-- Written instruction --
Return all entries precisely as they stand, without the images.

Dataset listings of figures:
◇ ◇ ◇

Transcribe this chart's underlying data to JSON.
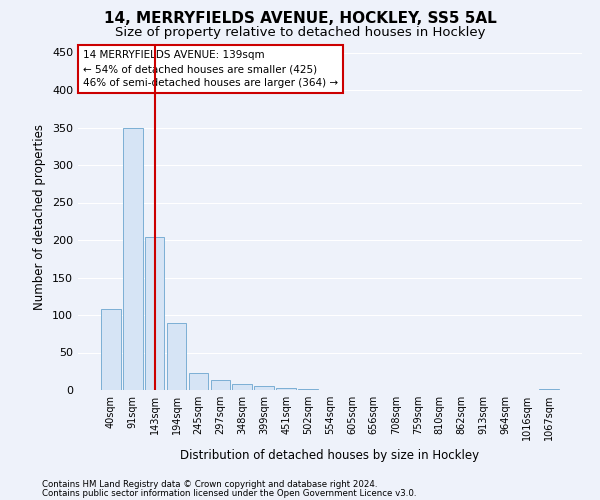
{
  "title1": "14, MERRYFIELDS AVENUE, HOCKLEY, SS5 5AL",
  "title2": "Size of property relative to detached houses in Hockley",
  "xlabel": "Distribution of detached houses by size in Hockley",
  "ylabel": "Number of detached properties",
  "bar_labels": [
    "40sqm",
    "91sqm",
    "143sqm",
    "194sqm",
    "245sqm",
    "297sqm",
    "348sqm",
    "399sqm",
    "451sqm",
    "502sqm",
    "554sqm",
    "605sqm",
    "656sqm",
    "708sqm",
    "759sqm",
    "810sqm",
    "862sqm",
    "913sqm",
    "964sqm",
    "1016sqm",
    "1067sqm"
  ],
  "bar_values": [
    108,
    349,
    204,
    89,
    23,
    14,
    8,
    6,
    3,
    1,
    0,
    0,
    0,
    0,
    0,
    0,
    0,
    0,
    0,
    0,
    2
  ],
  "bar_color": "#d6e4f5",
  "bar_edge_color": "#7bafd4",
  "vline_x": 2,
  "vline_color": "#cc0000",
  "annotation_text": "14 MERRYFIELDS AVENUE: 139sqm\n← 54% of detached houses are smaller (425)\n46% of semi-detached houses are larger (364) →",
  "annotation_box_color": "#ffffff",
  "annotation_box_edge": "#cc0000",
  "ylim": [
    0,
    460
  ],
  "yticks": [
    0,
    50,
    100,
    150,
    200,
    250,
    300,
    350,
    400,
    450
  ],
  "footnote1": "Contains HM Land Registry data © Crown copyright and database right 2024.",
  "footnote2": "Contains public sector information licensed under the Open Government Licence v3.0.",
  "bg_color": "#eef2fa",
  "grid_color": "#ffffff",
  "title1_fontsize": 11,
  "title2_fontsize": 9.5
}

◇ ◇ ◇

-- Result below --
Transcribe this chart's underlying data to JSON.
{
  "title1": "14, MERRYFIELDS AVENUE, HOCKLEY, SS5 5AL",
  "title2": "Size of property relative to detached houses in Hockley",
  "xlabel": "Distribution of detached houses by size in Hockley",
  "ylabel": "Number of detached properties",
  "bar_labels": [
    "40sqm",
    "91sqm",
    "143sqm",
    "194sqm",
    "245sqm",
    "297sqm",
    "348sqm",
    "399sqm",
    "451sqm",
    "502sqm",
    "554sqm",
    "605sqm",
    "656sqm",
    "708sqm",
    "759sqm",
    "810sqm",
    "862sqm",
    "913sqm",
    "964sqm",
    "1016sqm",
    "1067sqm"
  ],
  "bar_values": [
    108,
    349,
    204,
    89,
    23,
    14,
    8,
    6,
    3,
    1,
    0,
    0,
    0,
    0,
    0,
    0,
    0,
    0,
    0,
    0,
    2
  ],
  "bar_color": "#d6e4f5",
  "bar_edge_color": "#7bafd4",
  "vline_x": 2,
  "vline_color": "#cc0000",
  "annotation_text": "14 MERRYFIELDS AVENUE: 139sqm\n← 54% of detached houses are smaller (425)\n46% of semi-detached houses are larger (364) →",
  "annotation_box_color": "#ffffff",
  "annotation_box_edge": "#cc0000",
  "ylim": [
    0,
    460
  ],
  "yticks": [
    0,
    50,
    100,
    150,
    200,
    250,
    300,
    350,
    400,
    450
  ],
  "footnote1": "Contains HM Land Registry data © Crown copyright and database right 2024.",
  "footnote2": "Contains public sector information licensed under the Open Government Licence v3.0.",
  "bg_color": "#eef2fa",
  "grid_color": "#ffffff",
  "title1_fontsize": 11,
  "title2_fontsize": 9.5
}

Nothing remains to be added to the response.